> **WRITTEN TASK**
Can you transcribe the data exactly? Leave the pictures out.

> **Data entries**
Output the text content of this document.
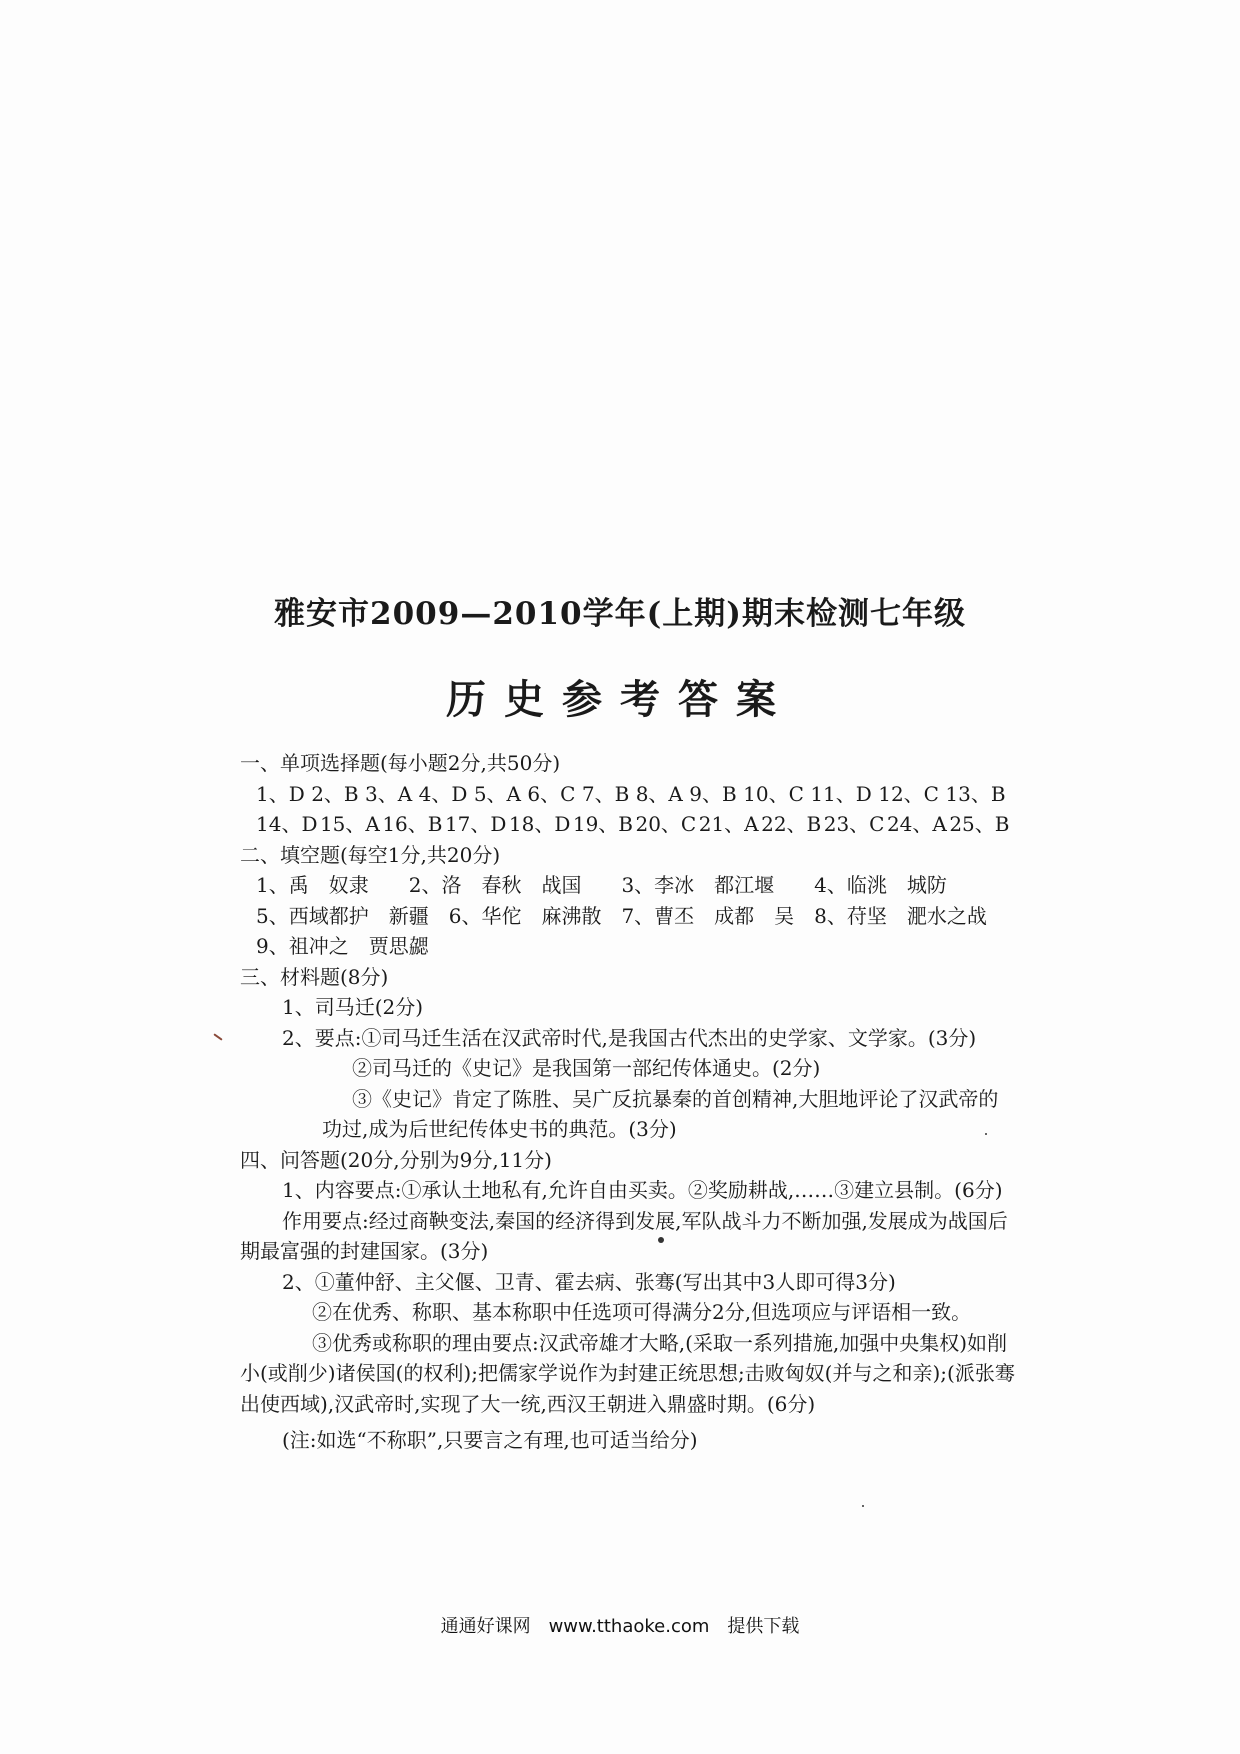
雅安市2009—2010学年(上期)期末检测七年级
历史参考答案
一、单项选择题(每小题2分,共50分)
1、D 2、B 3、A 4、D 5、A 6、C 7、B 8、A 9、B 10、C 11、D 12、C 13、B
14、D 15、A 16、B 17、D 18、D 19、B 20、C 21、A 22、B 23、C 24、A 25、B
二、填空题(每空1分,共20分)
1、禹　奴隶　　2、洛　春秋　战国　　3、李冰　都江堰　　4、临洮　城防
5、西域都护　新疆　6、华佗　麻沸散　7、曹丕　成都　吴　8、苻坚　淝水之战
9、祖冲之　贾思勰
三、材料题(8分)
1、司马迁(2分)
2、要点:①司马迁生活在汉武帝时代,是我国古代杰出的史学家、文学家。(3分)
②司马迁的《史记》是我国第一部纪传体通史。(2分)
③《史记》肯定了陈胜、吴广反抗暴秦的首创精神,大胆地评论了汉武帝的
功过,成为后世纪传体史书的典范。(3分)
四、问答题(20分,分别为9分,11分)
1、内容要点:①承认土地私有,允许自由买卖。②奖励耕战,……③建立县制。(6分)
作用要点:经过商鞅变法,秦国的经济得到发展,军队战斗力不断加强,发展成为战国后期最富强的封建国家。(3分)
2、①董仲舒、主父偃、卫青、霍去病、张骞(写出其中3人即可得3分)
②在优秀、称职、基本称职中任选项可得满分2分,但选项应与评语相一致。
③优秀或称职的理由要点:汉武帝雄才大略,(采取一系列措施,加强中央集权)如削小(或削少)诸侯国(的权利);把儒家学说作为封建正统思想;击败匈奴(并与之和亲);(派张骞出使西域),汉武帝时,实现了大一统,西汉王朝进入鼎盛时期。(6分)
(注:如选“不称职”,只要言之有理,也可适当给分)
通通好课网　www.tthaoke.com　提供下载
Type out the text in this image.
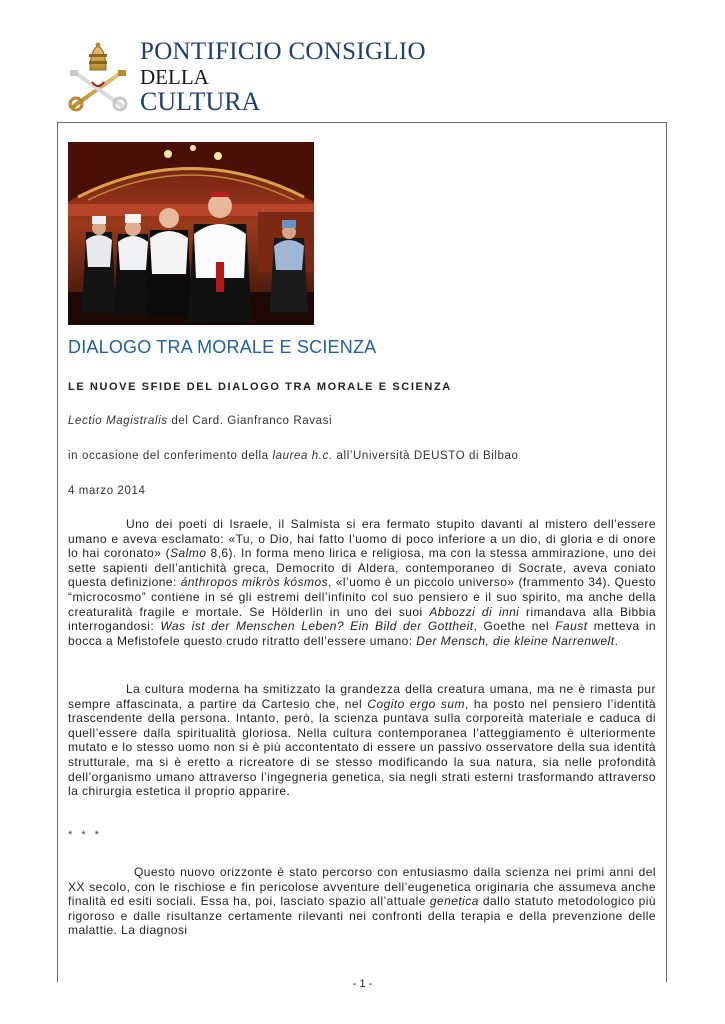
PONTIFICIO CONSIGLIO
DELLA
CULTURA
DIALOGO TRA MORALE E SCIENZA
LE NUOVE SFIDE DEL DIALOGO TRA MORALE E SCIENZA
Lectio Magistralis del Card. Gianfranco Ravasi
in occasione del conferimento della laurea h.c. all’Università DEUSTO di Bilbao
4 marzo 2014

Uno dei poeti di Israele, il Salmista si era fermato stupito davanti al mistero dell’essere umano e aveva esclamato: «Tu, o Dio, hai fatto l’uomo di poco inferiore a un dio, di gloria e di onore lo hai coronato» (Salmo 8,6). In forma meno lirica e religiosa, ma con la stessa ammirazione, uno dei sette sapienti dell’antichità greca, Democrito di Aldera, contemporaneo di Socrate, aveva coniato questa definizione: ánthropos mikròs kósmos, «l’uomo è un piccolo universo» (frammento 34). Questo “microcosmo” contiene in sé gli estremi dell’infinito col suo pensiero e il suo spirito, ma anche della creaturalità fragile e mortale. Se Hölderlin in uno dei suoi Abbozzi di inni rimandava alla Bibbia interrogandosi: Was ist der Menschen Leben? Ein Bild der Gottheit, Goethe nel Faust metteva in bocca a Mefistofele questo crudo ritratto dell’essere umano: Der Mensch, die kleine Narrenwelt.

La cultura moderna ha smitizzato la grandezza della creatura umana, ma ne è rimasta pur sempre affascinata, a partire da Cartesio che, nel Cogito ergo sum, ha posto nel pensiero l’identità trascendente della persona. Intanto, però, la scienza puntava sulla corporeità materiale e caduca di quell’essere dalla spiritualità gloriosa. Nella cultura contemporanea l’atteggiamento è ulteriormente mutato e lo stesso uomo non si è più accontentato di essere un passivo osservatore della sua identità strutturale, ma si è eretto a ricreatore di se stesso modificando la sua natura, sia nelle profondità dell’organismo umano attraverso l’ingegneria genetica, sia negli strati esterni trasformando attraverso la chirurgia estetica il proprio apparire.

* * *

Questo nuovo orizzonte è stato percorso con entusiasmo dalla scienza nei primi anni del XX secolo, con le rischiose e fin pericolose avventure dell’eugenetica originaria che assumeva anche finalità ed esiti sociali. Essa ha, poi, lasciato spazio all’attuale genetica dallo statuto metodologico più rigoroso e dalle risultanze certamente rilevanti nei confronti della terapia e della prevenzione delle malattie. La diagnosi

- 1 -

> **EXERCISE RESULT**
Output the text content of this document.
雅安市2009—2010学年(上期)期末检测七年级
历史参考答案
一、单项选择题(每小题2分,共50分)
1、D 2、B 3、A 4、D 5、A 6、C 7、B 8、A 9、B 10、C 11、D 12、C 13、B
14、D 15、A 16、B 17、D 18、D 19、B 20、C 21、A 22、B 23、C 24、A 25、B
二、填空题(每空1分,共20分)
1、禹　奴隶　　2、洛　春秋　战国　　3、李冰　都江堰　　4、临洮　城防
5、西域都护　新疆　6、华佗　麻沸散　7、曹丕　成都　吴　8、苻坚　淝水之战
9、祖冲之　贾思勰
三、材料题(8分)
1、司马迁(2分)
2、要点:①司马迁生活在汉武帝时代,是我国古代杰出的史学家、文学家。(3分)
②司马迁的《史记》是我国第一部纪传体通史。(2分)
③《史记》肯定了陈胜、吴广反抗暴秦的首创精神,大胆地评论了汉武帝的
功过,成为后世纪传体史书的典范。(3分)
四、问答题(20分,分别为9分,11分)
1、内容要点:①承认土地私有,允许自由买卖。②奖励耕战,……③建立县制。(6分)
作用要点:经过商鞅变法,秦国的经济得到发展,军队战斗力不断加强,发展成为战国后期最富强的封建国家。(3分)
2、①董仲舒、主父偃、卫青、霍去病、张骞(写出其中3人即可得3分)
②在优秀、称职、基本称职中任选项可得满分2分,但选项应与评语相一致。
③优秀或称职的理由要点:汉武帝雄才大略,(采取一系列措施,加强中央集权)如削小(或削少)诸侯国(的权利);把儒家学说作为封建正统思想;击败匈奴(并与之和亲);(派张骞出使西域),汉武帝时,实现了大一统,西汉王朝进入鼎盛时期。(6分)
(注:如选“不称职”,只要言之有理,也可适当给分)
通通好课网　www.tthaoke.com　提供下载
Type out the text in this image.
PONTIFICIO CONSIGLIO
DELLA
CULTURA
DIALOGO TRA MORALE E SCIENZA
LE NUOVE SFIDE DEL DIALOGO TRA MORALE E SCIENZA
Lectio Magistralis del Card. Gianfranco Ravasi
in occasione del conferimento della laurea h.c. all’Università DEUSTO di Bilbao
4 marzo 2014

Uno dei poeti di Israele, il Salmista si era fermato stupito davanti al mistero dell’essere umano e aveva esclamato: «Tu, o Dio, hai fatto l’uomo di poco inferiore a un dio, di gloria e di onore lo hai coronato» (Salmo 8,6). In forma meno lirica e religiosa, ma con la stessa ammirazione, uno dei sette sapienti dell’antichità greca, Democrito di Aldera, contemporaneo di Socrate, aveva coniato questa definizione: ánthropos mikròs kósmos, «l’uomo è un piccolo universo» (frammento 34). Questo “microcosmo” contiene in sé gli estremi dell’infinito col suo pensiero e il suo spirito, ma anche della creaturalità fragile e mortale. Se Hölderlin in uno dei suoi Abbozzi di inni rimandava alla Bibbia interrogandosi: Was ist der Menschen Leben? Ein Bild der Gottheit, Goethe nel Faust metteva in bocca a Mefistofele questo crudo ritratto dell’essere umano: Der Mensch, die kleine Narrenwelt.

La cultura moderna ha smitizzato la grandezza della creatura umana, ma ne è rimasta pur sempre affascinata, a partire da Cartesio che, nel Cogito ergo sum, ha posto nel pensiero l’identità trascendente della persona. Intanto, però, la scienza puntava sulla corporeità materiale e caduca di quell’essere dalla spiritualità gloriosa. Nella cultura contemporanea l’atteggiamento è ulteriormente mutato e lo stesso uomo non si è più accontentato di essere un passivo osservatore della sua identità strutturale, ma si è eretto a ricreatore di se stesso modificando la sua natura, sia nelle profondità dell’organismo umano attraverso l’ingegneria genetica, sia negli strati esterni trasformando attraverso la chirurgia estetica il proprio apparire.

* * *

Questo nuovo orizzonte è stato percorso con entusiasmo dalla scienza nei primi anni del XX secolo, con le rischiose e fin pericolose avventure dell’eugenetica originaria che assumeva anche finalità ed esiti sociali. Essa ha, poi, lasciato spazio all’attuale genetica dallo statuto metodologico più rigoroso e dalle risultanze certamente rilevanti nei confronti della terapia e della prevenzione delle malattie. La diagnosi

- 1 -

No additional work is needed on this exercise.